Take down each entry exactly as written.

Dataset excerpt
============

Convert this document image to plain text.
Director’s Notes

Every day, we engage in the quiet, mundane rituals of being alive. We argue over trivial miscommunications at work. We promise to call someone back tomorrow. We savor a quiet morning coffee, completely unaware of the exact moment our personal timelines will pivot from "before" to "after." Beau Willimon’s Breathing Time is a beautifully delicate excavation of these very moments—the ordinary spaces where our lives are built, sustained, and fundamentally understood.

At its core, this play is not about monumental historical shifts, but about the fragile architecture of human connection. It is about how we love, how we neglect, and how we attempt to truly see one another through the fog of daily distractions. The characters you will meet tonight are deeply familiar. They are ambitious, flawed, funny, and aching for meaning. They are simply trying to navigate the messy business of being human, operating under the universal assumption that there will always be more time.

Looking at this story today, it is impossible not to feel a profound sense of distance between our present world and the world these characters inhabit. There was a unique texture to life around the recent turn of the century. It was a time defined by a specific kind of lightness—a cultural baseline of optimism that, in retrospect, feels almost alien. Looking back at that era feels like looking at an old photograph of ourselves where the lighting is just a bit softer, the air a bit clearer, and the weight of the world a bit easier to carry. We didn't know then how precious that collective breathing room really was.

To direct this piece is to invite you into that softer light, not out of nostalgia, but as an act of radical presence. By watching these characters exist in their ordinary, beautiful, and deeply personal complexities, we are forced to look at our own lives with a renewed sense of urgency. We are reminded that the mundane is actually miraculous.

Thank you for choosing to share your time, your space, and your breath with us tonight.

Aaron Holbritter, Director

============

Completed task:
Convert this document image to plain text.
Director’s Notes

Every day, we engage in the quiet, mundane rituals of being alive. We argue over trivial miscommunications at work. We promise to call someone back tomorrow. We savor a quiet morning coffee, completely unaware of the exact moment our personal timelines will pivot from "before" to "after." Beau Willimon’s Breathing Time is a beautifully delicate excavation of these very moments—the ordinary spaces where our lives are built, sustained, and fundamentally understood.

At its core, this play is not about monumental historical shifts, but about the fragile architecture of human connection. It is about how we love, how we neglect, and how we attempt to truly see one another through the fog of daily distractions. The characters you will meet tonight are deeply familiar. They are ambitious, flawed, funny, and aching for meaning. They are simply trying to navigate the messy business of being human, operating under the universal assumption that there will always be more time.

Looking at this story today, it is impossible not to feel a profound sense of distance between our present world and the world these characters inhabit. There was a unique texture to life around the recent turn of the century. It was a time defined by a specific kind of lightness—a cultural baseline of optimism that, in retrospect, feels almost alien. Looking back at that era feels like looking at an old photograph of ourselves where the lighting is just a bit softer, the air a bit clearer, and the weight of the world a bit easier to carry. We didn't know then how precious that collective breathing room really was.

To direct this piece is to invite you into that softer light, not out of nostalgia, but as an act of radical presence. By watching these characters exist in their ordinary, beautiful, and deeply personal complexities, we are forced to look at our own lives with a renewed sense of urgency. We are reminded that the mundane is actually miraculous.

Thank you for choosing to share your time, your space, and your breath with us tonight.

Aaron Holbritter, Director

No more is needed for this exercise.